***** DATA FOR THIS EXERCISE
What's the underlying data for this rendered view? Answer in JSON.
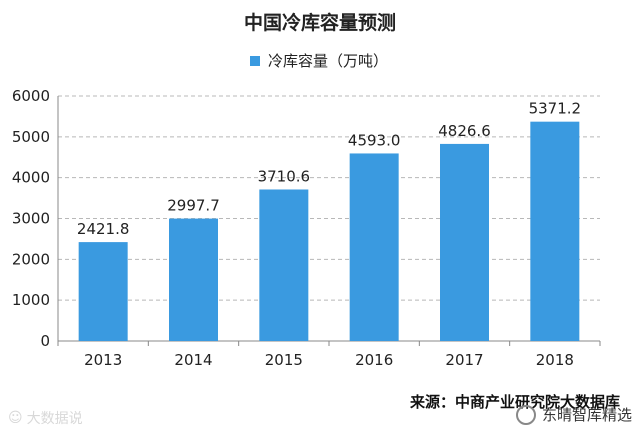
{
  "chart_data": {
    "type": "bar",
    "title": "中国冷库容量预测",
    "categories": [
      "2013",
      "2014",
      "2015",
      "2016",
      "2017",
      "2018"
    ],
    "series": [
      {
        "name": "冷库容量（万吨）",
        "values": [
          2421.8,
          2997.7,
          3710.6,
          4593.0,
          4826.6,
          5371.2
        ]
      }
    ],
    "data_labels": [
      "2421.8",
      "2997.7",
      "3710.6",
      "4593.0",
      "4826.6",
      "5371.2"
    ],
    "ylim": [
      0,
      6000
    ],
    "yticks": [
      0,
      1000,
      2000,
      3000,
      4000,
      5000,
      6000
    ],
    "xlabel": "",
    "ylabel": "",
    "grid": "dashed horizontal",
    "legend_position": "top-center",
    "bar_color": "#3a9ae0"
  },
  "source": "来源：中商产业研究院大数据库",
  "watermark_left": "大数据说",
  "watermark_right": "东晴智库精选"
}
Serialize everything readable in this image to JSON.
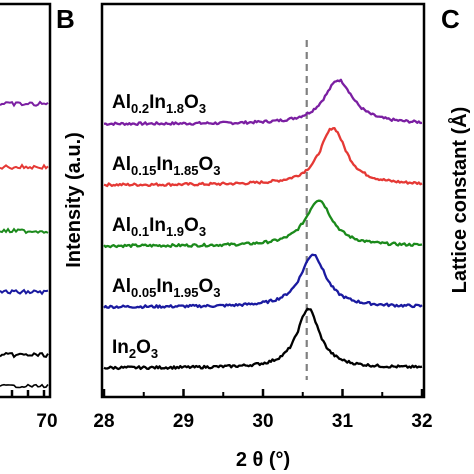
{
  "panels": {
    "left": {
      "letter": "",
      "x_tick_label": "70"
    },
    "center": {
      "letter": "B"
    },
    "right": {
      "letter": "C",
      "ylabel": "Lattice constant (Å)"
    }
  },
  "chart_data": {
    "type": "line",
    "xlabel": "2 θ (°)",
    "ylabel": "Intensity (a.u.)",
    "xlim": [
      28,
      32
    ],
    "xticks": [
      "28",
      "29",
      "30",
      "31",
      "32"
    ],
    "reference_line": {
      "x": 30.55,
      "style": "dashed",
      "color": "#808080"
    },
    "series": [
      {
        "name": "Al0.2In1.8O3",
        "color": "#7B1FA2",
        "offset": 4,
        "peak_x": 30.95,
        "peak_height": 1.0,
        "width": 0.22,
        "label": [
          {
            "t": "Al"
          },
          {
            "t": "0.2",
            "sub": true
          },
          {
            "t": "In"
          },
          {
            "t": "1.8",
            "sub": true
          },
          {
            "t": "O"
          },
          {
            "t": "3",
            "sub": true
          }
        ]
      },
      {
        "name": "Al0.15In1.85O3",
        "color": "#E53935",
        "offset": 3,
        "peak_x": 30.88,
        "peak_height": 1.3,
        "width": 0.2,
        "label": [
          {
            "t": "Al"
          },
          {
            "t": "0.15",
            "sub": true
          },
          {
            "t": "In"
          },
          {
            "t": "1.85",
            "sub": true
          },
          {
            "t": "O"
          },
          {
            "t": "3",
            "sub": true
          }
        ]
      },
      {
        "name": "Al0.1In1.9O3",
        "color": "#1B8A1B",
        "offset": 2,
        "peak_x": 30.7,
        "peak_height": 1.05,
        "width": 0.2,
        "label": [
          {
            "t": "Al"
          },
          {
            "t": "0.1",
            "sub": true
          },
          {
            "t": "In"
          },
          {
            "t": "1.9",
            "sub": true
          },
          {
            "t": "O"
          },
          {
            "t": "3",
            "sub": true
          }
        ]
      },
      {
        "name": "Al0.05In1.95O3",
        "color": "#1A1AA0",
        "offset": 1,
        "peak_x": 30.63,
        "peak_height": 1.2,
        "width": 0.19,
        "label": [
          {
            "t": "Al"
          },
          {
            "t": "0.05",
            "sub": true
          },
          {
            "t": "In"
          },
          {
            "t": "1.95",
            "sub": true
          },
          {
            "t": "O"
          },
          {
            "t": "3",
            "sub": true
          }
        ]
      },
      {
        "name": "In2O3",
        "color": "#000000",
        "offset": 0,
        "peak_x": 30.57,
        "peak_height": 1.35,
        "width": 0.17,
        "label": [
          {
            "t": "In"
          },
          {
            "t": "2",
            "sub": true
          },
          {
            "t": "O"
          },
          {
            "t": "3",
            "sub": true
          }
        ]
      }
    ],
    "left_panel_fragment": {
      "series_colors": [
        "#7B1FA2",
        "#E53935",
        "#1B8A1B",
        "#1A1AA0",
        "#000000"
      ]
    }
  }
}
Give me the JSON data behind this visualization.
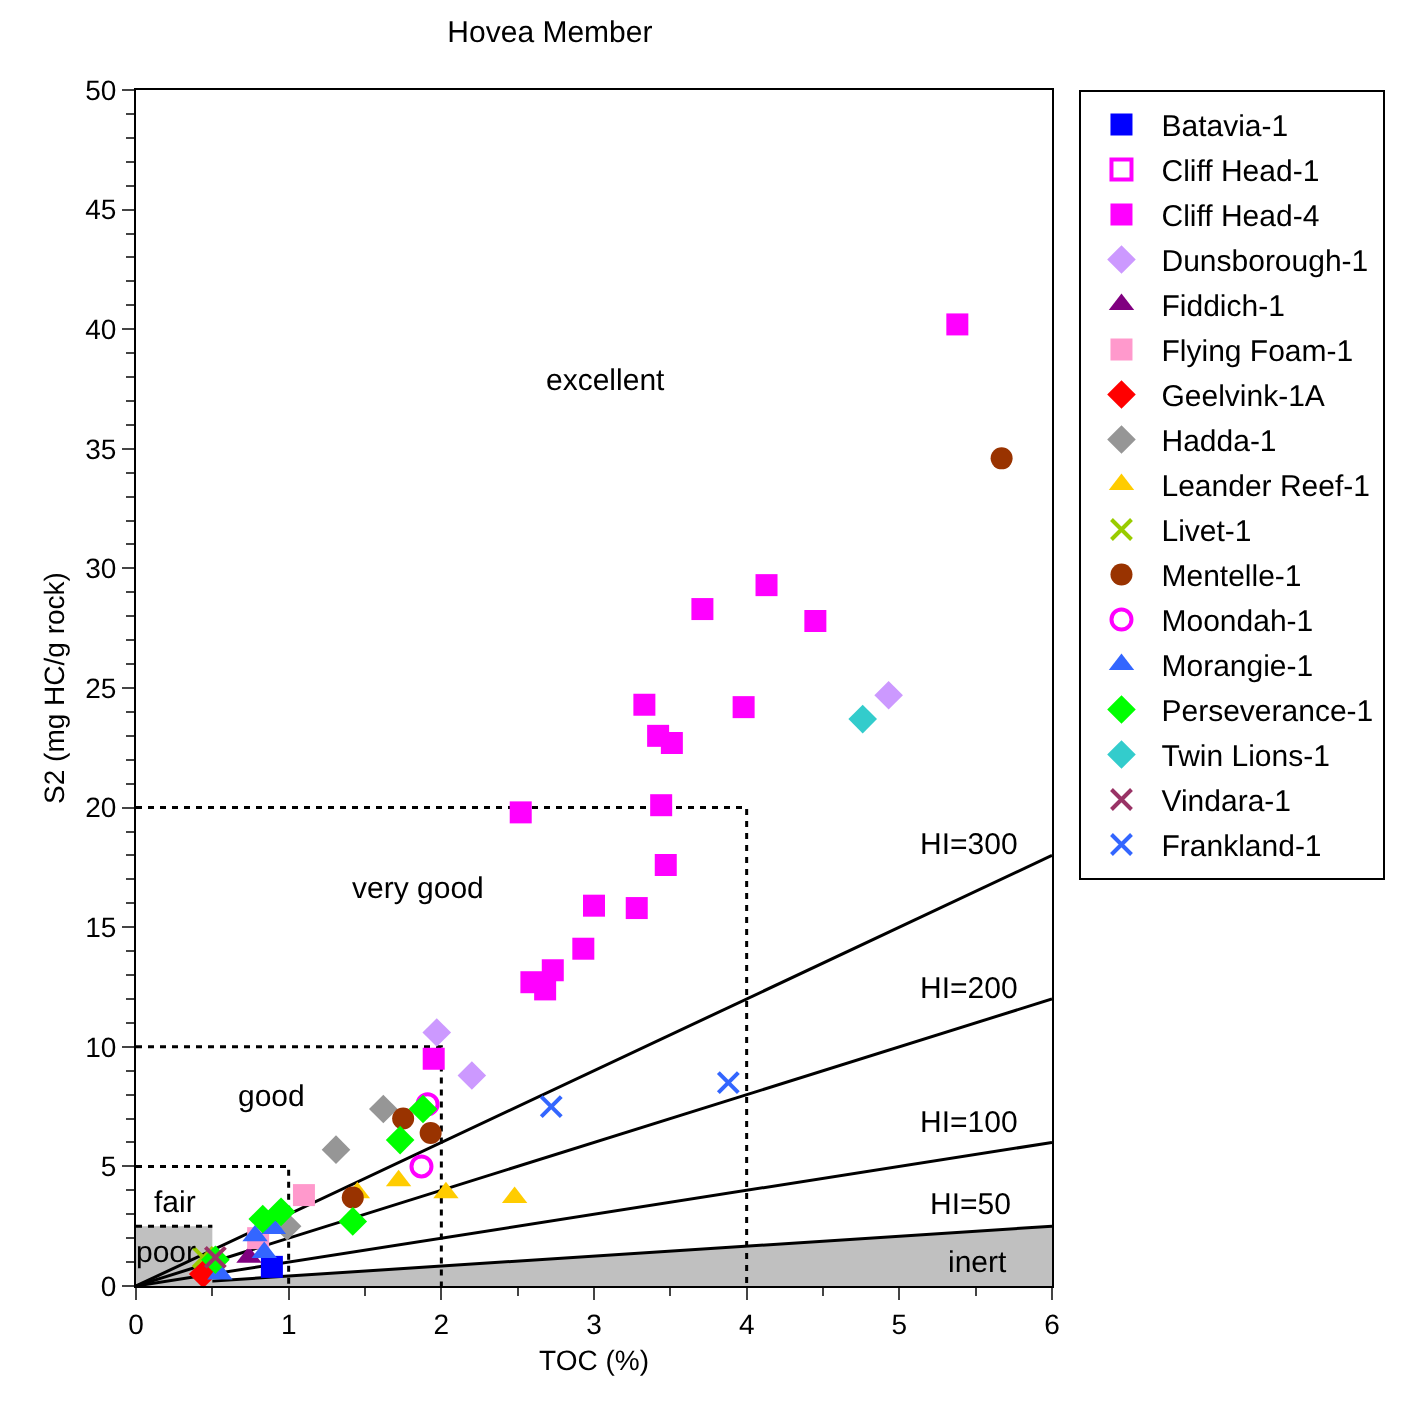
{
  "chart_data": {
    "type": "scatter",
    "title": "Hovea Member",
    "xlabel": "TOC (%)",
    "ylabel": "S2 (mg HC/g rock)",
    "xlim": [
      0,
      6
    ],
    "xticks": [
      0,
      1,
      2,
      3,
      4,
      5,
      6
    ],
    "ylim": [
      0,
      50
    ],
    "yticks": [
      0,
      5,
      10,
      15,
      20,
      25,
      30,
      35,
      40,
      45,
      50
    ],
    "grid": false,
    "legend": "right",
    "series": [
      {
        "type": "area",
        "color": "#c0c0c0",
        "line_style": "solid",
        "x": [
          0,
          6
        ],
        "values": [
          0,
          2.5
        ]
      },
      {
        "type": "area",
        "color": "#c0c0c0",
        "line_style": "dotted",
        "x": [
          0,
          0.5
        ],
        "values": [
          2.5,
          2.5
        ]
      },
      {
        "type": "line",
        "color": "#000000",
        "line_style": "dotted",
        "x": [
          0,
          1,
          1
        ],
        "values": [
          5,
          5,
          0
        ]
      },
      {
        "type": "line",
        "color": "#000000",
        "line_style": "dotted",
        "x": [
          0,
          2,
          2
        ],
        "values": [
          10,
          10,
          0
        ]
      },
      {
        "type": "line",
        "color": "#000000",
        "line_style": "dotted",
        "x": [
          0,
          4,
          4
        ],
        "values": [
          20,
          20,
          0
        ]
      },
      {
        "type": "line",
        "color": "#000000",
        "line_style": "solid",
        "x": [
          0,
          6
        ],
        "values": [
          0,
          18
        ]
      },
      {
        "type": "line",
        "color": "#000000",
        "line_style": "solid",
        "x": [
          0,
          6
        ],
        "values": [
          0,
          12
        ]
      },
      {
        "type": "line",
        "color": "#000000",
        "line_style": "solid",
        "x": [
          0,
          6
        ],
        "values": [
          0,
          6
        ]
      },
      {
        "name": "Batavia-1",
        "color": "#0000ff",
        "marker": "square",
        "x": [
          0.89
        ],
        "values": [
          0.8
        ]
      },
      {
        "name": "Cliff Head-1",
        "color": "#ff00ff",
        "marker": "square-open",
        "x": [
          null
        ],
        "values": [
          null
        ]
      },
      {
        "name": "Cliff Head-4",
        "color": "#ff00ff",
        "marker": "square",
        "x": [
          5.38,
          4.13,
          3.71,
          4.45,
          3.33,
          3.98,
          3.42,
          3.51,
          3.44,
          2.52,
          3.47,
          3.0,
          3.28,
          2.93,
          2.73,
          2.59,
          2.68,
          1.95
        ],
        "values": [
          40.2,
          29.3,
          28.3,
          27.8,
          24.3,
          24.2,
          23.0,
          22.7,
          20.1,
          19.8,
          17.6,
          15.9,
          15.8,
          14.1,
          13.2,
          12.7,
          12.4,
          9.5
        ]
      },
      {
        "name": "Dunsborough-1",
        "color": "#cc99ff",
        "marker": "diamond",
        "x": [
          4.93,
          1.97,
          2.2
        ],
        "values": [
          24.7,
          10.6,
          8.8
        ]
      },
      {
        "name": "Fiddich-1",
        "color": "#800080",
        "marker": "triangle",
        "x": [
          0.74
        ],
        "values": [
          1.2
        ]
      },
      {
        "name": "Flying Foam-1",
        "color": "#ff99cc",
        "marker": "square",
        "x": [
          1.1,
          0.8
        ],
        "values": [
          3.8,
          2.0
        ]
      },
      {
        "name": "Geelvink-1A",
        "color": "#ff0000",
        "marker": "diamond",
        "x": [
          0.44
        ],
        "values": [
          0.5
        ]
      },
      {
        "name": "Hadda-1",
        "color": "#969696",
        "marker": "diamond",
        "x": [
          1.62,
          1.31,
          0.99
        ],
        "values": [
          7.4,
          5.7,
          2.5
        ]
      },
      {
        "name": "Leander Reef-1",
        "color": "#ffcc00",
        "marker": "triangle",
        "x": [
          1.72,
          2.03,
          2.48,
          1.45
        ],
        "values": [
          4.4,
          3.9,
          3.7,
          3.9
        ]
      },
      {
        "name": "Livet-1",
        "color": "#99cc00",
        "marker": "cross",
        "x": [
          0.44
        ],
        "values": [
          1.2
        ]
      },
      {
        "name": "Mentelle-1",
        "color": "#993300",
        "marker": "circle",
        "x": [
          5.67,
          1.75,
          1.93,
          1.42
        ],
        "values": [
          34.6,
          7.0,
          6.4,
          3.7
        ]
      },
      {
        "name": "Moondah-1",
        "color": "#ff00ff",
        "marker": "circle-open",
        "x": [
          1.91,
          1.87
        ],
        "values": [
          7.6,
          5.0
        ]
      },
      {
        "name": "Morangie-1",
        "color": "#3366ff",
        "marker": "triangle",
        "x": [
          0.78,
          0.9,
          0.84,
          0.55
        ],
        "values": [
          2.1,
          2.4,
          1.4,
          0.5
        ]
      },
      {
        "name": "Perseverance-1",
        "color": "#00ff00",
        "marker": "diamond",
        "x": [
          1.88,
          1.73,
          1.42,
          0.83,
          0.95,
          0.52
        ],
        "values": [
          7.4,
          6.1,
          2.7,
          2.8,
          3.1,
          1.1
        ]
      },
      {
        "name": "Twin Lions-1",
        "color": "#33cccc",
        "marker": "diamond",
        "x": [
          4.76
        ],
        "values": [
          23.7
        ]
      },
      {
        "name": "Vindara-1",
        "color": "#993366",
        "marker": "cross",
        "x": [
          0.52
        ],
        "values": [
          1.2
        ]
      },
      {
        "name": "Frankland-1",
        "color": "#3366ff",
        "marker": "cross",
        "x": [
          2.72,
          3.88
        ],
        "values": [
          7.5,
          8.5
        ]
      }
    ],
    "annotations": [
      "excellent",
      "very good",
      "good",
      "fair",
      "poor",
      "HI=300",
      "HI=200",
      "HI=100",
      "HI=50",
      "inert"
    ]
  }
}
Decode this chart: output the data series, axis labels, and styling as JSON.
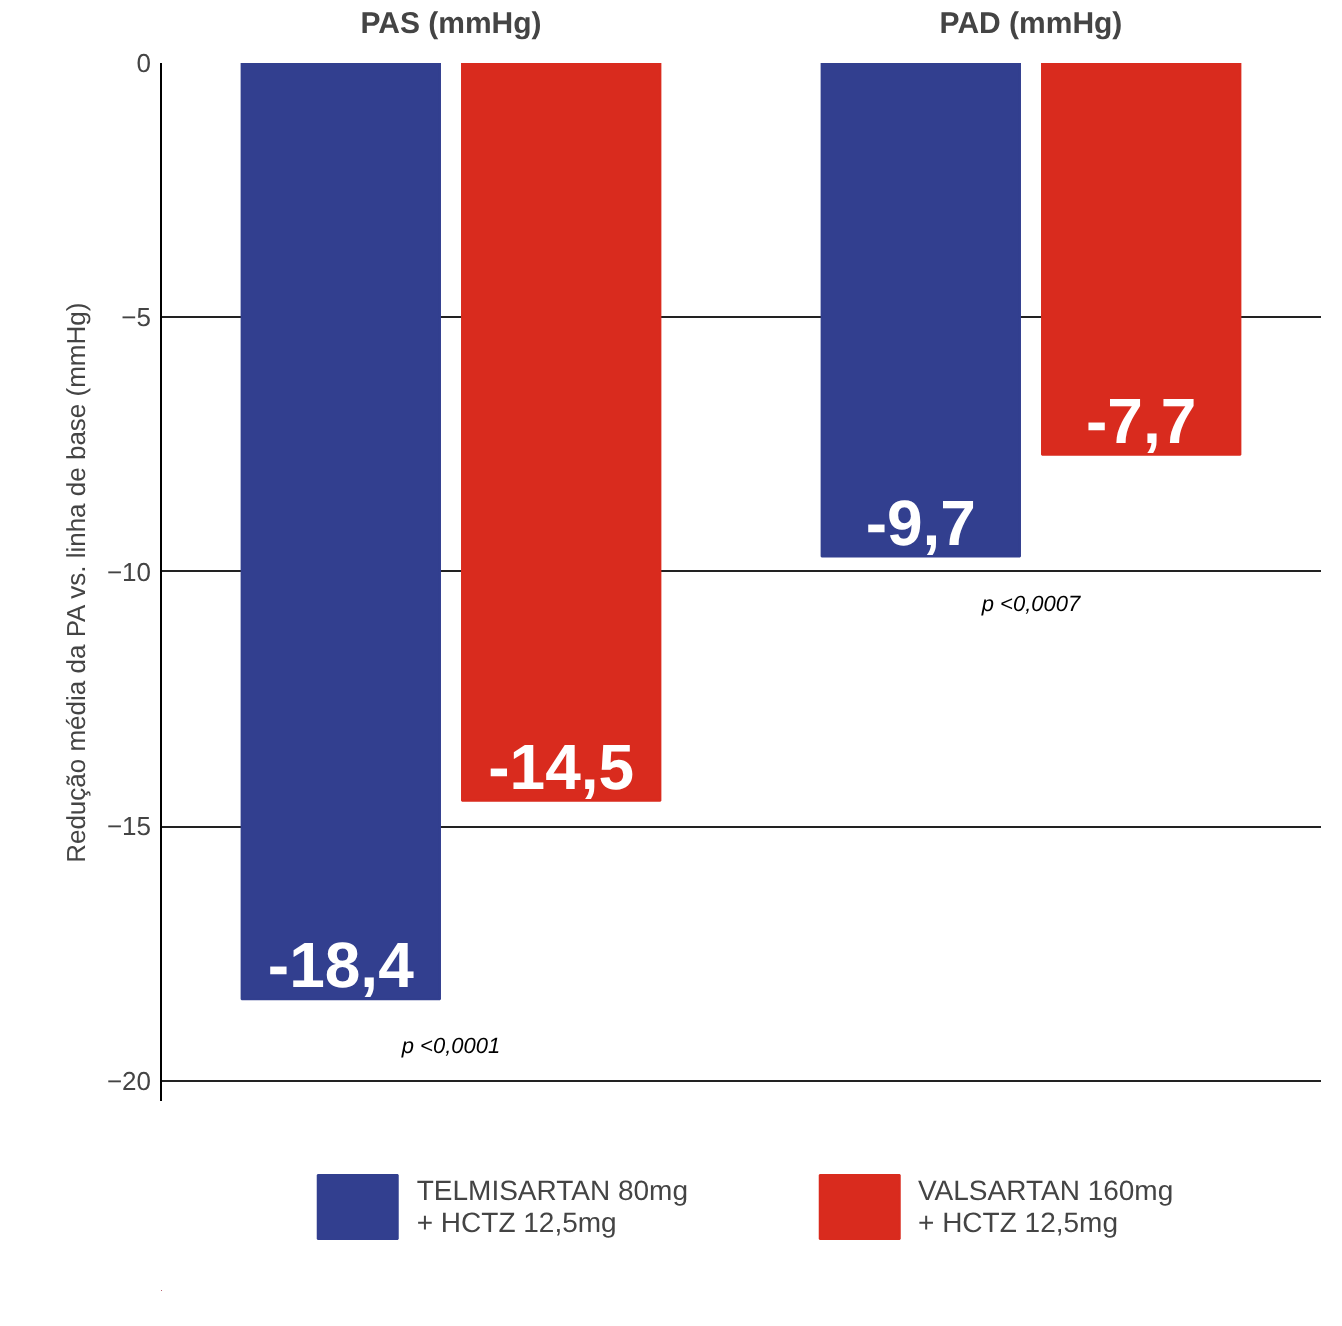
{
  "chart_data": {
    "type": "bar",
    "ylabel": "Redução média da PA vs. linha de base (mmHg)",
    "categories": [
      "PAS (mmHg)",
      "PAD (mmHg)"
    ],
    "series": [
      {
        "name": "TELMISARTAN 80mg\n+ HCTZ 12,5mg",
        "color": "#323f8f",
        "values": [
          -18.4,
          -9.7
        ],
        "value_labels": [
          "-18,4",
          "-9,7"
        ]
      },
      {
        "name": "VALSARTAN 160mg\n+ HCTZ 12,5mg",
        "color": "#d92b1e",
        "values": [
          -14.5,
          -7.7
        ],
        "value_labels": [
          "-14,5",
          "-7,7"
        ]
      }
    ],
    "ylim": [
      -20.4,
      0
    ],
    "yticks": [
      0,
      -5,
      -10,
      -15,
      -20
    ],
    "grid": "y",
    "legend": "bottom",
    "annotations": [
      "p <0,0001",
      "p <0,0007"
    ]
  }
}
**********
> EXERCISE:
From the line containing "Decode this chart: output" through the last line of the material above, write out each line exactly, leaving aside all pictures.

> PROBLEM SOLUTION:
Decode this chart: output the data series, axis labels, and styling as JSON.
{
  "chart_data": {
    "type": "bar",
    "ylabel": "Redução média da PA vs. linha de base (mmHg)",
    "categories": [
      "PAS (mmHg)",
      "PAD (mmHg)"
    ],
    "series": [
      {
        "name": "TELMISARTAN 80mg\n+ HCTZ 12,5mg",
        "color": "#323f8f",
        "values": [
          -18.4,
          -9.7
        ],
        "value_labels": [
          "-18,4",
          "-9,7"
        ]
      },
      {
        "name": "VALSARTAN 160mg\n+ HCTZ 12,5mg",
        "color": "#d92b1e",
        "values": [
          -14.5,
          -7.7
        ],
        "value_labels": [
          "-14,5",
          "-7,7"
        ]
      }
    ],
    "ylim": [
      -20.4,
      0
    ],
    "yticks": [
      0,
      -5,
      -10,
      -15,
      -20
    ],
    "grid": "y",
    "legend": "bottom",
    "annotations": [
      "p <0,0001",
      "p <0,0007"
    ]
  }
}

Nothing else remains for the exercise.